Start of Listed records
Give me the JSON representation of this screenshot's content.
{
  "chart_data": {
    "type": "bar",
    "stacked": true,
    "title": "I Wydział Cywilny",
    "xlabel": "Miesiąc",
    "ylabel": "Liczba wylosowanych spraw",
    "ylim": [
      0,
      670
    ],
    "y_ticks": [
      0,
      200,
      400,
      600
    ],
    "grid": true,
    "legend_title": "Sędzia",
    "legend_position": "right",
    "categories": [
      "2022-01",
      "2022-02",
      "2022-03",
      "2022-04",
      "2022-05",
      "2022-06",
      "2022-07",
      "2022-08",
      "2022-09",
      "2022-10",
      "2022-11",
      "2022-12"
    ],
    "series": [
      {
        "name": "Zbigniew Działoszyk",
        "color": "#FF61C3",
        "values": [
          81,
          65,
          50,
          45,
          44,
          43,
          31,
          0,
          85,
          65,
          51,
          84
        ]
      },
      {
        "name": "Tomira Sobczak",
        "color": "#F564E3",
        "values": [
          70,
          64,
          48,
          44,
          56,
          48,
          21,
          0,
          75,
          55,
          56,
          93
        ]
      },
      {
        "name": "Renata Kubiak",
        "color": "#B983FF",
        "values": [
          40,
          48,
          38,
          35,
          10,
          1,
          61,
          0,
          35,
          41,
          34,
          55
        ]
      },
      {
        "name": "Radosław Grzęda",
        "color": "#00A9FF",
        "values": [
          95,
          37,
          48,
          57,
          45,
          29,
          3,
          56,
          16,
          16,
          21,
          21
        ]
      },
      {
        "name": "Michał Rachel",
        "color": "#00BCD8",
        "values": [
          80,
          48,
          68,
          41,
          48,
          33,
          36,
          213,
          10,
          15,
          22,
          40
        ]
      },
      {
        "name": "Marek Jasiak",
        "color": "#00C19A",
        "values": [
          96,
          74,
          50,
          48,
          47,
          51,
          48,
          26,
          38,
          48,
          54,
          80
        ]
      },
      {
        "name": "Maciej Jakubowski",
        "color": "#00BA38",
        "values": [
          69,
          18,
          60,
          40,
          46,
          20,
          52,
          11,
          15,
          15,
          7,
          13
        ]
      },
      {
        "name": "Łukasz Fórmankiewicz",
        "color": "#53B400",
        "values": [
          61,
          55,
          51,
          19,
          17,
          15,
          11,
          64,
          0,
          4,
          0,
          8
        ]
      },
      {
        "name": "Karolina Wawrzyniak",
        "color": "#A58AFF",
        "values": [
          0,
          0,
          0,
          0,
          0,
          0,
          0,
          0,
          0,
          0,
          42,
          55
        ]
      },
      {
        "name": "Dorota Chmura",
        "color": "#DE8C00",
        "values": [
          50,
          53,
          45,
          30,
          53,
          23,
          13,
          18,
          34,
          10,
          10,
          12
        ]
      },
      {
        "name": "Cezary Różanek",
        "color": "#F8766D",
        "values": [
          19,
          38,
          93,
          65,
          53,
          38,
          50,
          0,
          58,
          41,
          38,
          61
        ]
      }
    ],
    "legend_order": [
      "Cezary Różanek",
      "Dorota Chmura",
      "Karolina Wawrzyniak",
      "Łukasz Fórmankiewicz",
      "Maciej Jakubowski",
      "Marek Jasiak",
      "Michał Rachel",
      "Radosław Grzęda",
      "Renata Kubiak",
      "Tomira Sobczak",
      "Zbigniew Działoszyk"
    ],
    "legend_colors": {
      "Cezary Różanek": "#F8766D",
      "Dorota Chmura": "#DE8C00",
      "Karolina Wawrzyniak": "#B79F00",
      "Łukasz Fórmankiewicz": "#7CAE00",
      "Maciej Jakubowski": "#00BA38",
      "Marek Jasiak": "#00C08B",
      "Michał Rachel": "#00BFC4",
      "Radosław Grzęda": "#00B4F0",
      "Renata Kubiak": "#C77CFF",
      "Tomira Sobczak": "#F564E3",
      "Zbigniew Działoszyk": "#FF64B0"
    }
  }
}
End of Listed records
- **Work to be completed**
Restate the whole of the material exactly.

- **Solution to the exercise**
Give me the JSON representation of this screenshot's content.
{
  "chart_data": {
    "type": "bar",
    "stacked": true,
    "title": "I Wydział Cywilny",
    "xlabel": "Miesiąc",
    "ylabel": "Liczba wylosowanych spraw",
    "ylim": [
      0,
      670
    ],
    "y_ticks": [
      0,
      200,
      400,
      600
    ],
    "grid": true,
    "legend_title": "Sędzia",
    "legend_position": "right",
    "categories": [
      "2022-01",
      "2022-02",
      "2022-03",
      "2022-04",
      "2022-05",
      "2022-06",
      "2022-07",
      "2022-08",
      "2022-09",
      "2022-10",
      "2022-11",
      "2022-12"
    ],
    "series": [
      {
        "name": "Zbigniew Działoszyk",
        "color": "#FF61C3",
        "values": [
          81,
          65,
          50,
          45,
          44,
          43,
          31,
          0,
          85,
          65,
          51,
          84
        ]
      },
      {
        "name": "Tomira Sobczak",
        "color": "#F564E3",
        "values": [
          70,
          64,
          48,
          44,
          56,
          48,
          21,
          0,
          75,
          55,
          56,
          93
        ]
      },
      {
        "name": "Renata Kubiak",
        "color": "#B983FF",
        "values": [
          40,
          48,
          38,
          35,
          10,
          1,
          61,
          0,
          35,
          41,
          34,
          55
        ]
      },
      {
        "name": "Radosław Grzęda",
        "color": "#00A9FF",
        "values": [
          95,
          37,
          48,
          57,
          45,
          29,
          3,
          56,
          16,
          16,
          21,
          21
        ]
      },
      {
        "name": "Michał Rachel",
        "color": "#00BCD8",
        "values": [
          80,
          48,
          68,
          41,
          48,
          33,
          36,
          213,
          10,
          15,
          22,
          40
        ]
      },
      {
        "name": "Marek Jasiak",
        "color": "#00C19A",
        "values": [
          96,
          74,
          50,
          48,
          47,
          51,
          48,
          26,
          38,
          48,
          54,
          80
        ]
      },
      {
        "name": "Maciej Jakubowski",
        "color": "#00BA38",
        "values": [
          69,
          18,
          60,
          40,
          46,
          20,
          52,
          11,
          15,
          15,
          7,
          13
        ]
      },
      {
        "name": "Łukasz Fórmankiewicz",
        "color": "#53B400",
        "values": [
          61,
          55,
          51,
          19,
          17,
          15,
          11,
          64,
          0,
          4,
          0,
          8
        ]
      },
      {
        "name": "Karolina Wawrzyniak",
        "color": "#A58AFF",
        "values": [
          0,
          0,
          0,
          0,
          0,
          0,
          0,
          0,
          0,
          0,
          42,
          55
        ]
      },
      {
        "name": "Dorota Chmura",
        "color": "#DE8C00",
        "values": [
          50,
          53,
          45,
          30,
          53,
          23,
          13,
          18,
          34,
          10,
          10,
          12
        ]
      },
      {
        "name": "Cezary Różanek",
        "color": "#F8766D",
        "values": [
          19,
          38,
          93,
          65,
          53,
          38,
          50,
          0,
          58,
          41,
          38,
          61
        ]
      }
    ],
    "legend_order": [
      "Cezary Różanek",
      "Dorota Chmura",
      "Karolina Wawrzyniak",
      "Łukasz Fórmankiewicz",
      "Maciej Jakubowski",
      "Marek Jasiak",
      "Michał Rachel",
      "Radosław Grzęda",
      "Renata Kubiak",
      "Tomira Sobczak",
      "Zbigniew Działoszyk"
    ],
    "legend_colors": {
      "Cezary Różanek": "#F8766D",
      "Dorota Chmura": "#DE8C00",
      "Karolina Wawrzyniak": "#B79F00",
      "Łukasz Fórmankiewicz": "#7CAE00",
      "Maciej Jakubowski": "#00BA38",
      "Marek Jasiak": "#00C08B",
      "Michał Rachel": "#00BFC4",
      "Radosław Grzęda": "#00B4F0",
      "Renata Kubiak": "#C77CFF",
      "Tomira Sobczak": "#F564E3",
      "Zbigniew Działoszyk": "#FF64B0"
    }
  }
}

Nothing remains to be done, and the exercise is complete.